--- begin Source passage ---

Annealing

Though borosilicate is far less sensitive to thermal shock than soda-lime glasses it is still crucial for the integrity of the work to kiln anneal. With smaller work and less complex vessels flame annealing is a viable option, but with thicker sculptural work or more complex assembled work annealing is crucial. Provided here is an annealing chart that has been compiled to aid you in programming a cycle for your artwork.

Borosilicate Annealing Chart 

THICKNESS (INCHES) 0.125 0.25 0.50 0.75 1.00 2.00 3.00 4.00 5.00 6.00
Hrs @ A/T 0.5 1 2 3 4 8 12 16 20 24
Hrs @ A/T – 125 deg 0.2 0.5 1.7 3.2 4.5 10 21 38 60 85
Hrs @ A/T – 200 deg 0.1 0.2 0.5 0.8 1 1.5 3 5 8 11
Hrs @ A/T – 350 deg 0.2 0.3 0.5 0.5 1 1 2 4 7 10
Hrs @ A/T – 550 deg 0.25 0.25 0.3 0.5 0.75 1 2 4 5 10
Total Hrs 1.25 2.25 5.0 8.0 11.25 21.5 40 67 100 140

 

Anneal Time: 1 hour for every 0.25 inches of piece thickness

Soak Time @ A/T – 125 deg: 50% of the Anneal Time for pieces 0.25 inches thick or less. 100% of the anneal time for pieces greater the 0.25 inches thick

Soak Time @ A/T – 200 deg: 25% of the Anneal Time

Soak Time @ A/T – 350 deg: 25% of the Anneal Time

Soak Time @ A/T – 550 deg: 25% of the Anneal Time All temperatures are in degrees F and for 33 expansion borosilicate glass.

A/T = Annealing Temperature.

Critical temperatures for clear:

  • Working temperature: 2228 degrees F
  • Softening temperature: 1508 degrees F
  • Annealing temperature: 1050 degrees F
  • Strain temperature: 960 degrees F

For closed forms, assume the wall thickness to be doubled (i.e. 0.125 wall = 0.5 wall for annealing, 0.5 wall = 1.0 wall, etc.). A piece may also be brought to temperatures 100 to 150 degrees above the A/T for a few minutes to improve the vibrancy of certain colors. This does not improve the annealing process.

As the wall thickness increases, the first soak stage (the soak time at the first temperature drop equal to the A/T minus 125 degrees), becomes more critical in the overall annealing process.  This temperature is just below the strain point and allows the thicker, more complex pieces to cool slowly and come to a steady state before continuing with the ramp down in temperature.  Additional soak points allow the piece to cool in a controlled fashion and to stabilize before continuing the cooling process.

--- end Source passage ---
--- begin Entries supplied ---

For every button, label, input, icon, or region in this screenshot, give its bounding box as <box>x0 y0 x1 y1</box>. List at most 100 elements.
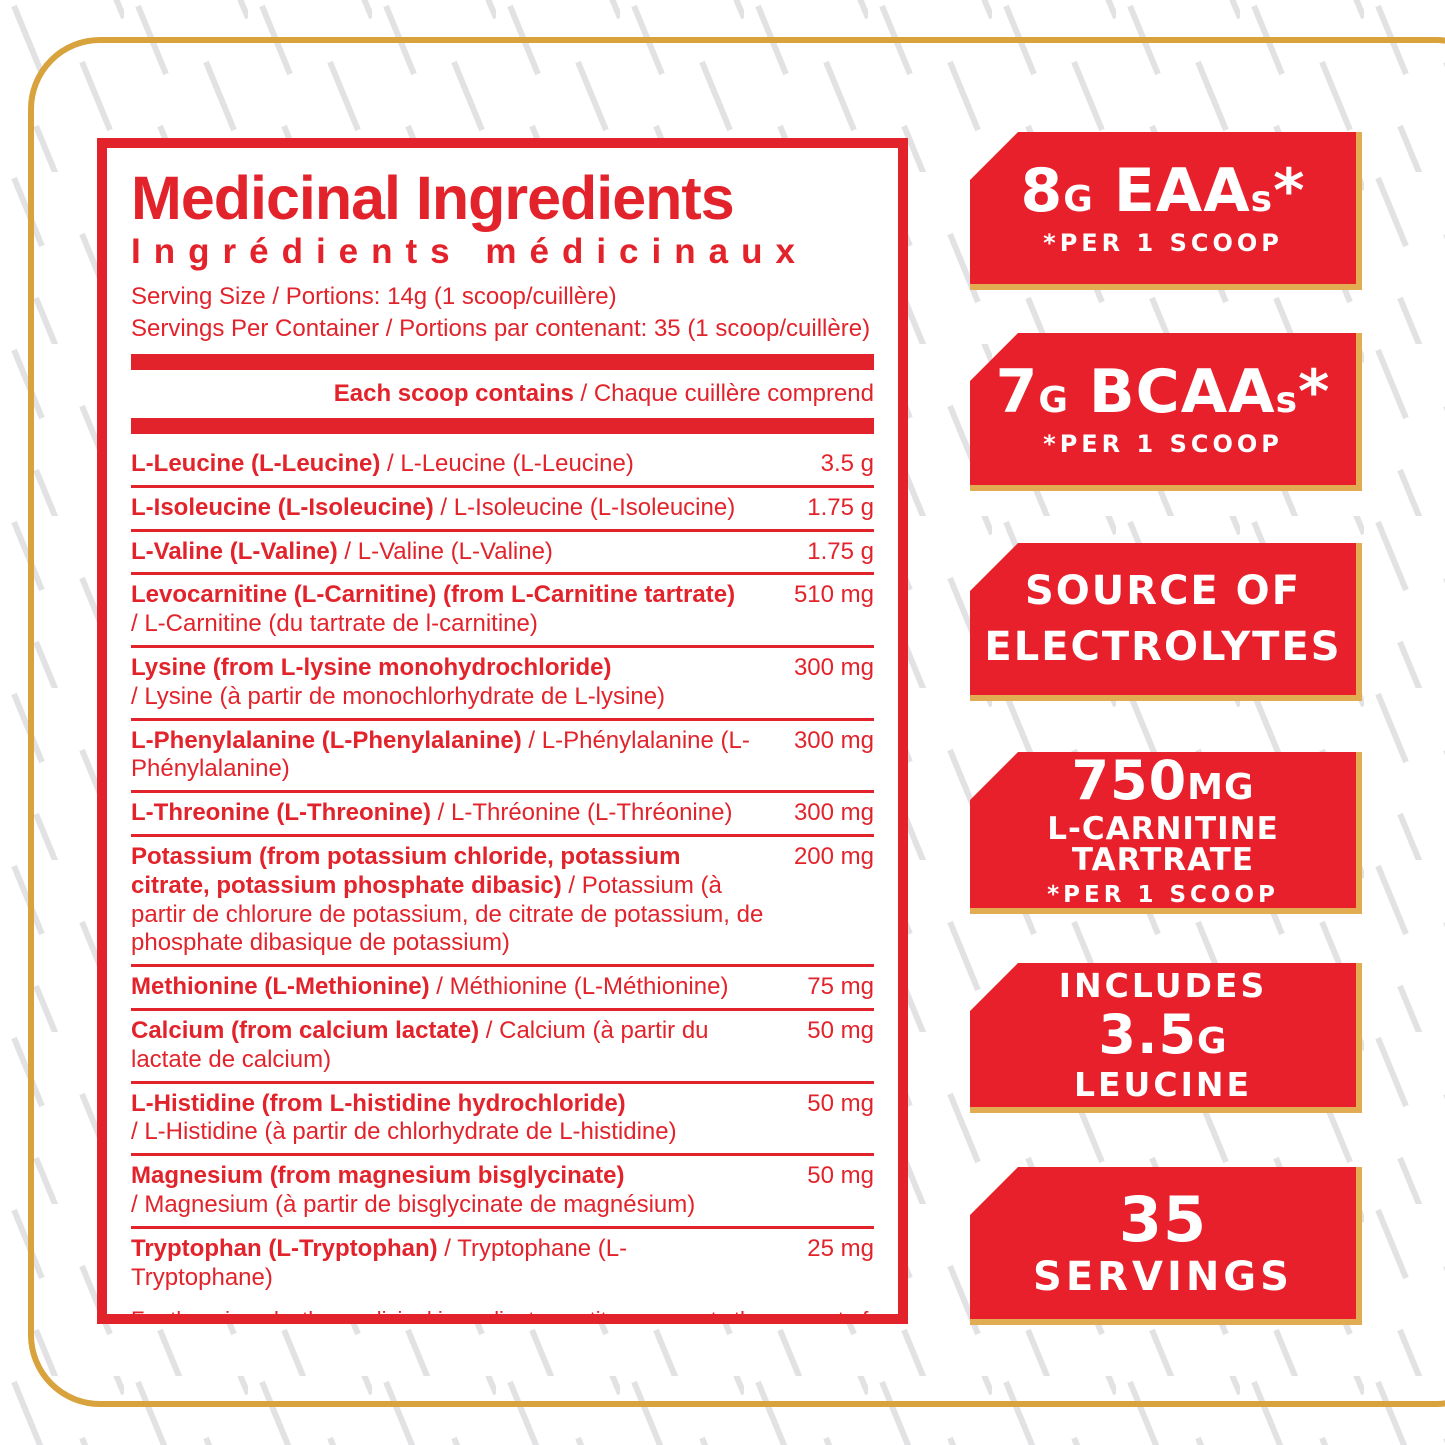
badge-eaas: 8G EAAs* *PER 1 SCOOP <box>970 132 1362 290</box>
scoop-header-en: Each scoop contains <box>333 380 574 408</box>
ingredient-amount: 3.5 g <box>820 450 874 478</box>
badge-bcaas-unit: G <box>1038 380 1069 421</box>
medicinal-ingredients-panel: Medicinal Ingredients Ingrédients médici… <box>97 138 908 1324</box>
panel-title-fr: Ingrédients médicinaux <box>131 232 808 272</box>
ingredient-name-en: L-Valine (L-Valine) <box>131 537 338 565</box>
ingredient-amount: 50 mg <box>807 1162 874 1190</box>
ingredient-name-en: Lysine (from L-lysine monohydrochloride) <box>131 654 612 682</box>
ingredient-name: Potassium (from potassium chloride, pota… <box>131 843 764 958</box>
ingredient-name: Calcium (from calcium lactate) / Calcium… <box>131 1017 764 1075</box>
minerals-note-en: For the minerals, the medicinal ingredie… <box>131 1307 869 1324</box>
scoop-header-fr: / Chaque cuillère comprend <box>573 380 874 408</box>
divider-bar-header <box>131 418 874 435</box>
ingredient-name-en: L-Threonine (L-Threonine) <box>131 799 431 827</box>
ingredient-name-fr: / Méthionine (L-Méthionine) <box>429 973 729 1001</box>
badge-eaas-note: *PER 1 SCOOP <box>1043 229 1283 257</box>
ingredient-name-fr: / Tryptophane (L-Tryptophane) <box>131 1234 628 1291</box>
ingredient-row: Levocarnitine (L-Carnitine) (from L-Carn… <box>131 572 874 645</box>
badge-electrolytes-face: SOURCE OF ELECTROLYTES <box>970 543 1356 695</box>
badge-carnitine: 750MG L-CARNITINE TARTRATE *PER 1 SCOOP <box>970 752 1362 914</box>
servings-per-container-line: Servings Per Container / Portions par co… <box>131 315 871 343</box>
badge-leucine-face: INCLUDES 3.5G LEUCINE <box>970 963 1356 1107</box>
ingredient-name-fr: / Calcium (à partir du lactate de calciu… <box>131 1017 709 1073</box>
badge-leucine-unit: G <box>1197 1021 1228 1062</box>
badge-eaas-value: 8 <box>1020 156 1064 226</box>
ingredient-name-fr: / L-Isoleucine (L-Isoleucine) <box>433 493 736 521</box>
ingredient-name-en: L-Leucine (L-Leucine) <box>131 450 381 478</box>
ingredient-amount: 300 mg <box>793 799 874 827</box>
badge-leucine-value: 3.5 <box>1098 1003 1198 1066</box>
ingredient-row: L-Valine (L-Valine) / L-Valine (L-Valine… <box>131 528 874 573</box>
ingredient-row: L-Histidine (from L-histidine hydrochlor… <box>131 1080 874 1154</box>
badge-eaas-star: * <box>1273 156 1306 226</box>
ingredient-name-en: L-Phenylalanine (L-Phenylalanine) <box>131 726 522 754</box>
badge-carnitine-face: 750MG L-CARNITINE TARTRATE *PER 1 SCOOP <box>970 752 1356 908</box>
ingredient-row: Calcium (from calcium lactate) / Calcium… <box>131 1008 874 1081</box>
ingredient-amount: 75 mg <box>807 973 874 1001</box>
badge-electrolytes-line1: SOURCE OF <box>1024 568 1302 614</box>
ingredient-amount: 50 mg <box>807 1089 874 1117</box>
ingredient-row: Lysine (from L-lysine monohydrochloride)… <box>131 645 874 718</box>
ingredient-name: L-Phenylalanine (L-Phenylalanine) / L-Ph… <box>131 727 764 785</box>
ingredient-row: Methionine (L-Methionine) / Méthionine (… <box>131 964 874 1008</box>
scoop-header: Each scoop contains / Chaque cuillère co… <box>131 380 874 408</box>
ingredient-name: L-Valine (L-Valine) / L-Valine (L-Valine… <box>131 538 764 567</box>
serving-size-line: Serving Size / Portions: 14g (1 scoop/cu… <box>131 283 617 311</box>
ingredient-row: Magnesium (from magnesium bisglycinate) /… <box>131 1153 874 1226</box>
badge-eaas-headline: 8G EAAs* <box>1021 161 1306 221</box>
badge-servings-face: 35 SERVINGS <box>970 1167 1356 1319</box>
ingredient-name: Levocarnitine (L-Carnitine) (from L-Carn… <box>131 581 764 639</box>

--- end Entries supplied ---

#### [Set tasks]
[1] Copy out the rows above word for word, starting at the one containing "badge-eaas: 8G EAAs*" and ending at the one containing "divider-bar-header <box>131 418 874 435</box>".
[2] Keep writing the piece on annealing borosilicate glass from the point where it stops.

#### [Answers per task]
[1]
badge-eaas: 8G EAAs* *PER 1 SCOOP <box>970 132 1362 290</box>
scoop-header-en: Each scoop contains <box>333 380 574 408</box>
ingredient-amount: 3.5 g <box>820 450 874 478</box>
badge-bcaas-unit: G <box>1038 380 1069 421</box>
medicinal-ingredients-panel: Medicinal Ingredients Ingrédients médici… <box>97 138 908 1324</box>
panel-title-fr: Ingrédients médicinaux <box>131 232 808 272</box>
ingredient-name-en: L-Valine (L-Valine) <box>131 537 338 565</box>
ingredient-amount: 50 mg <box>807 1162 874 1190</box>
ingredient-name-en: Lysine (from L-lysine monohydrochloride) <box>131 654 612 682</box>
ingredient-name: Potassium (from potassium chloride, pota… <box>131 843 764 958</box>
ingredient-name: Calcium (from calcium lactate) / Calcium… <box>131 1017 764 1075</box>
minerals-note-en: For the minerals, the medicinal ingredie… <box>131 1307 869 1324</box>
scoop-header-fr: / Chaque cuillère comprend <box>573 380 874 408</box>
divider-bar-header <box>131 418 874 435</box>

[2]
The times listed for each of the soak periods includes the ramp down time as well as the time at the new temperature.  For example, for a one inch thick piece, the time at the A/T is approximately 4 hrs.  After 4 hrs, reduce the temperature by 125 degrees and allow the piece to soak for another 4 hrs.  Then reduce the temperature again for a 1 hour soak, etc.

The schedule is based on clear and may need to be adjusted for the different colors being used.  Specifically, metallic based colors may need a slightly higher A/T (maybe 25 degrees).  The magnitude of the temperature decrease may need to be adjusted as well.  The soak times can also be a variable that can be adjusted by color in conjunction or separately with the ramp down temperatures.

For non-metallic colors, the soak duration may be able to be reduced and the last one to two ramps eliminated altogether.  For pieces that are to be re-worked, it may be necessary to ramp up the temperature of the piece in reverse order to avoid cracking.

The thought being that a piece that can crack during the annealing and cooling process might also crack during re-heating.

While  having compatible  COE’s  between  the different  colors  and the clear  tubing and rod is of primary importance,  similar annealing characteristics of the different glass components are also something that needs to be considered.   If the annealing temperatures are different enough, and the cycle is set for a component with a lower annealing temperature, the higher end component(s) may not be fully annealed and therefore there may be enough residual stress to cause the piece to check either during cooling or at some later date.

Colors like Forest Green, Moss, and Blue Spruce all have anneal and strain temperatures approximately 100 degree lower than either the clear or the other standard colors.  This is by design and is accomplished in the formulation process.  The softening point of these colors is still the same (approximately 1508) so there will not be any piece deformity even though annealing is occurring 100 degrees above the A/T.  These colors were prone to cracking before the re-formulations about 18 months ago and one of the objectives was to make them more “annealing friendly”.

In general, the assumption built into the schedule is that even if the COE’s of the clear and different colors are compatible, the annealing temperatures may not be.  If this is the case, care must be taken to minimize/eliminate the possibility of cracking by increasing the different soak times and decreasing the temperature drops between each soak.  An additional soak period may also be necessary with some colors.

Other factors that can increase or require changes to the annealing cycle include:

  • The piece complexity and amount of sharp angles (design induced stresses)
  • Thickness variation within the piece
  • Thermal gradients in the annealing kiln itself (more pronounced in larger kilns)
  • The absorption characteristics of the colors used (variation in the absorption of light in the different spectrums and how this affects radiant cooling/heating rates)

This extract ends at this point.